START
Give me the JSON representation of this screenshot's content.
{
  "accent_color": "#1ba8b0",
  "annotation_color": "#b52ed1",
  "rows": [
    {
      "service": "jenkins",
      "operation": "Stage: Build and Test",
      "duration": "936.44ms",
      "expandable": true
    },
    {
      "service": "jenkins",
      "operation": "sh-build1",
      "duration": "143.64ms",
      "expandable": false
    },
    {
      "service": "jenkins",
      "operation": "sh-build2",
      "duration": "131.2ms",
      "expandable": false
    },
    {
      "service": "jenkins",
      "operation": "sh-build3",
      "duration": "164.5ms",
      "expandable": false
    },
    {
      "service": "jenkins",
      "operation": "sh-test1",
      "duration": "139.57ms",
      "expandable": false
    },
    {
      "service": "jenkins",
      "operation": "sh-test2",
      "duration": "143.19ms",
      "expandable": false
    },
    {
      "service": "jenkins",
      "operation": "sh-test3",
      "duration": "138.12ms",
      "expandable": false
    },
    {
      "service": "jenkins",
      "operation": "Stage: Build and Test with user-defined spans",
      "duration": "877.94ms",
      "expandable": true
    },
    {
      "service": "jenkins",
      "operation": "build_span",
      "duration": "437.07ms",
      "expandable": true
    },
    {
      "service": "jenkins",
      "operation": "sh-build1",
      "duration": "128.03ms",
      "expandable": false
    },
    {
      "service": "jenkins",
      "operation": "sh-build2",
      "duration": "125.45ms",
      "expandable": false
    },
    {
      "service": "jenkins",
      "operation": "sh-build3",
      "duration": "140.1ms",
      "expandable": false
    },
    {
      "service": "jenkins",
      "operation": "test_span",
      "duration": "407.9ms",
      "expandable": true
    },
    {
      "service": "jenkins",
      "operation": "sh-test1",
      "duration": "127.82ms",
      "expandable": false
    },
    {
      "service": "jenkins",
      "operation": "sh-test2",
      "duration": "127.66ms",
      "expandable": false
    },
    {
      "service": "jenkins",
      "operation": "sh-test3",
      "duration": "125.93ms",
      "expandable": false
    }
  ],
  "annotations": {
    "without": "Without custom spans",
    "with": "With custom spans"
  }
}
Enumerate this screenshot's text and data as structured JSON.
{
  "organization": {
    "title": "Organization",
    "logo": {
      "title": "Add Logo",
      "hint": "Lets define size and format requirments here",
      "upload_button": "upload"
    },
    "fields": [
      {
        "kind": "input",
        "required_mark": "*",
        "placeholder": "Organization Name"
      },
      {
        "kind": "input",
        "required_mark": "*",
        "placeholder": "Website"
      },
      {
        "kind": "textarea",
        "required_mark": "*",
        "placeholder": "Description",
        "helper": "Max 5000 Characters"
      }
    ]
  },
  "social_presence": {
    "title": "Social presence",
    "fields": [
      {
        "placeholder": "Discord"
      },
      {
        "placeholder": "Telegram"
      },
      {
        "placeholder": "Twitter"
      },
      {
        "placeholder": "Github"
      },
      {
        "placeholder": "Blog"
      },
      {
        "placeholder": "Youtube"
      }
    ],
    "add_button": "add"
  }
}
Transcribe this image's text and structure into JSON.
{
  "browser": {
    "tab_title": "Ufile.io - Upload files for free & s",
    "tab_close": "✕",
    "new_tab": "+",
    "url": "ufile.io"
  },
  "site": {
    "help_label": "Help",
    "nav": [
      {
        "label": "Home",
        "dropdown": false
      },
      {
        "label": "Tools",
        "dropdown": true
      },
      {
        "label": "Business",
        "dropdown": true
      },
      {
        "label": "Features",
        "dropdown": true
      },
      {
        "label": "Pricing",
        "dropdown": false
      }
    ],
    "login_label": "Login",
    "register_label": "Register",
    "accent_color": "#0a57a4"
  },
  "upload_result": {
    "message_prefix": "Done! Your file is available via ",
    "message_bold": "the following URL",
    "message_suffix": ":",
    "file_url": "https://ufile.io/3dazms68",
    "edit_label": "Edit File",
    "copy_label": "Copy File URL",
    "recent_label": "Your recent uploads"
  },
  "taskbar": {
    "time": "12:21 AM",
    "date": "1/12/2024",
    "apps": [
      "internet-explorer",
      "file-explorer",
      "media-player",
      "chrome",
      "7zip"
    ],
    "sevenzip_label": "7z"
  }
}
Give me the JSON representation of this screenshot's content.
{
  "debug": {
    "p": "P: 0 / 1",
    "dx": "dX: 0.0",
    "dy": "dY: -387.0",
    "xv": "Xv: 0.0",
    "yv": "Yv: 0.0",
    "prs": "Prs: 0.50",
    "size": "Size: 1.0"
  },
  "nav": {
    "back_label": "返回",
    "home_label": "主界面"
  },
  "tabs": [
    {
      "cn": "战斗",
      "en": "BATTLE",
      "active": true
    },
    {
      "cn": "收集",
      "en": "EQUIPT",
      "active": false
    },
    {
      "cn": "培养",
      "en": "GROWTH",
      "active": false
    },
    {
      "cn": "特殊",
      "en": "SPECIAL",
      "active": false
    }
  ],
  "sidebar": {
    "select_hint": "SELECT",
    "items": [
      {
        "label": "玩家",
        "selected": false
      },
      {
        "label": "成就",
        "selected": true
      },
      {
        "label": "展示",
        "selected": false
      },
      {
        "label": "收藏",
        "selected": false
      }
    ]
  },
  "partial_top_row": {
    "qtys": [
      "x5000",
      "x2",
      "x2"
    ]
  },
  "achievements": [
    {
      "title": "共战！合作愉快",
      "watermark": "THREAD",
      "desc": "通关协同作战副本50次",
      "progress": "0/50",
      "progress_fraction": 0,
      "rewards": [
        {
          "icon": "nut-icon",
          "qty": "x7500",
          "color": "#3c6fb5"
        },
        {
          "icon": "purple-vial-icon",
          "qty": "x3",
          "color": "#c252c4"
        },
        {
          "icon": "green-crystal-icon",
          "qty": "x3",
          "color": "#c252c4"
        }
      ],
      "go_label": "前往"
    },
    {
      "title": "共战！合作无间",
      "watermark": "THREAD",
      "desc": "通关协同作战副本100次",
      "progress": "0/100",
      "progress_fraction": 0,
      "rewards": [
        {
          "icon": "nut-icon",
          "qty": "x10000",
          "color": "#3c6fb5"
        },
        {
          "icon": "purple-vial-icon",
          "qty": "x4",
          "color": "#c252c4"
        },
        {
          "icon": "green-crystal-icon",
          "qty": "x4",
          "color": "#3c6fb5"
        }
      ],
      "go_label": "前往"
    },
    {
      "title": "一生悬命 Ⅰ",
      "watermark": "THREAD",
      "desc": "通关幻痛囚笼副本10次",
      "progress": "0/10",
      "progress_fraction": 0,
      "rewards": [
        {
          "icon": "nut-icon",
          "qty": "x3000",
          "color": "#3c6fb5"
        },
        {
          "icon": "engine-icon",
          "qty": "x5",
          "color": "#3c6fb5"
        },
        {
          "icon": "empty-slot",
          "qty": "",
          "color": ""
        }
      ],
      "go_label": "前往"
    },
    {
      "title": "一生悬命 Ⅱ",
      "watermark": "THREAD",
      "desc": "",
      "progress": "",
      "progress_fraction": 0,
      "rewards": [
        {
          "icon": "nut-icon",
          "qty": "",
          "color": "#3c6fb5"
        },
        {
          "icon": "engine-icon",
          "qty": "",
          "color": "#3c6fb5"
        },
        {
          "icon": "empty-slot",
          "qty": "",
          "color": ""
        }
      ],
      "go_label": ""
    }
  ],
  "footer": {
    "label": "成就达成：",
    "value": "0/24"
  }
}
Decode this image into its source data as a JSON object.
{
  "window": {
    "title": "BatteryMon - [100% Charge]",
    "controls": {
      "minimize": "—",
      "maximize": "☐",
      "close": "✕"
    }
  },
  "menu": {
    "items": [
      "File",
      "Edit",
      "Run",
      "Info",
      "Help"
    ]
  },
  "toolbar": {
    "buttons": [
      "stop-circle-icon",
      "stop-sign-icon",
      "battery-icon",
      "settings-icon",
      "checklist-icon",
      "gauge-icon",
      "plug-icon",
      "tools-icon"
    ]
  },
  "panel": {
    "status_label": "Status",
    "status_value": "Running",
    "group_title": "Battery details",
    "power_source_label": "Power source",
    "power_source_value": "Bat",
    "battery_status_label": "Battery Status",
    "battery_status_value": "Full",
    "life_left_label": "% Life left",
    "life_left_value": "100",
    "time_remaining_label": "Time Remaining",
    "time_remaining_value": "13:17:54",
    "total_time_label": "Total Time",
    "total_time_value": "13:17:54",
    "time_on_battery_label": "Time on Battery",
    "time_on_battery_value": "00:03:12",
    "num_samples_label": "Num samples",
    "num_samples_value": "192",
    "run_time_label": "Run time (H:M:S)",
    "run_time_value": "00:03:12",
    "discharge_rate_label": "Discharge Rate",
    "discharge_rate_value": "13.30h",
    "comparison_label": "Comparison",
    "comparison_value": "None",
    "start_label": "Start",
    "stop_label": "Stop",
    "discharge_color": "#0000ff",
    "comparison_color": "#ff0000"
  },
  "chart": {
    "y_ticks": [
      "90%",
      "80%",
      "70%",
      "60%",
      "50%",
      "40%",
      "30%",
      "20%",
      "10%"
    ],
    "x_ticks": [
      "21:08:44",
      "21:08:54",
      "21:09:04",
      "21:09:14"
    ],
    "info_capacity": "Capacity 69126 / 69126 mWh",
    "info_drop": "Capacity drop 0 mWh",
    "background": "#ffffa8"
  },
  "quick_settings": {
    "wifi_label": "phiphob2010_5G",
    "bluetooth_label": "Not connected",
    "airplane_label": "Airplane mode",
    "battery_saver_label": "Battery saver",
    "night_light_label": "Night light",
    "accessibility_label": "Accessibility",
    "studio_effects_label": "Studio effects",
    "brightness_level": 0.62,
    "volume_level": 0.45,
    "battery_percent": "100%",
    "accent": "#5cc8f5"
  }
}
END
### PROBLEM TO WORK ON
Scan the material and collect every line that contains "Your".

### OUTPUT
    "message_prefix": "Done! Your file is available via ",
    "recent_label": "Your recent uploads"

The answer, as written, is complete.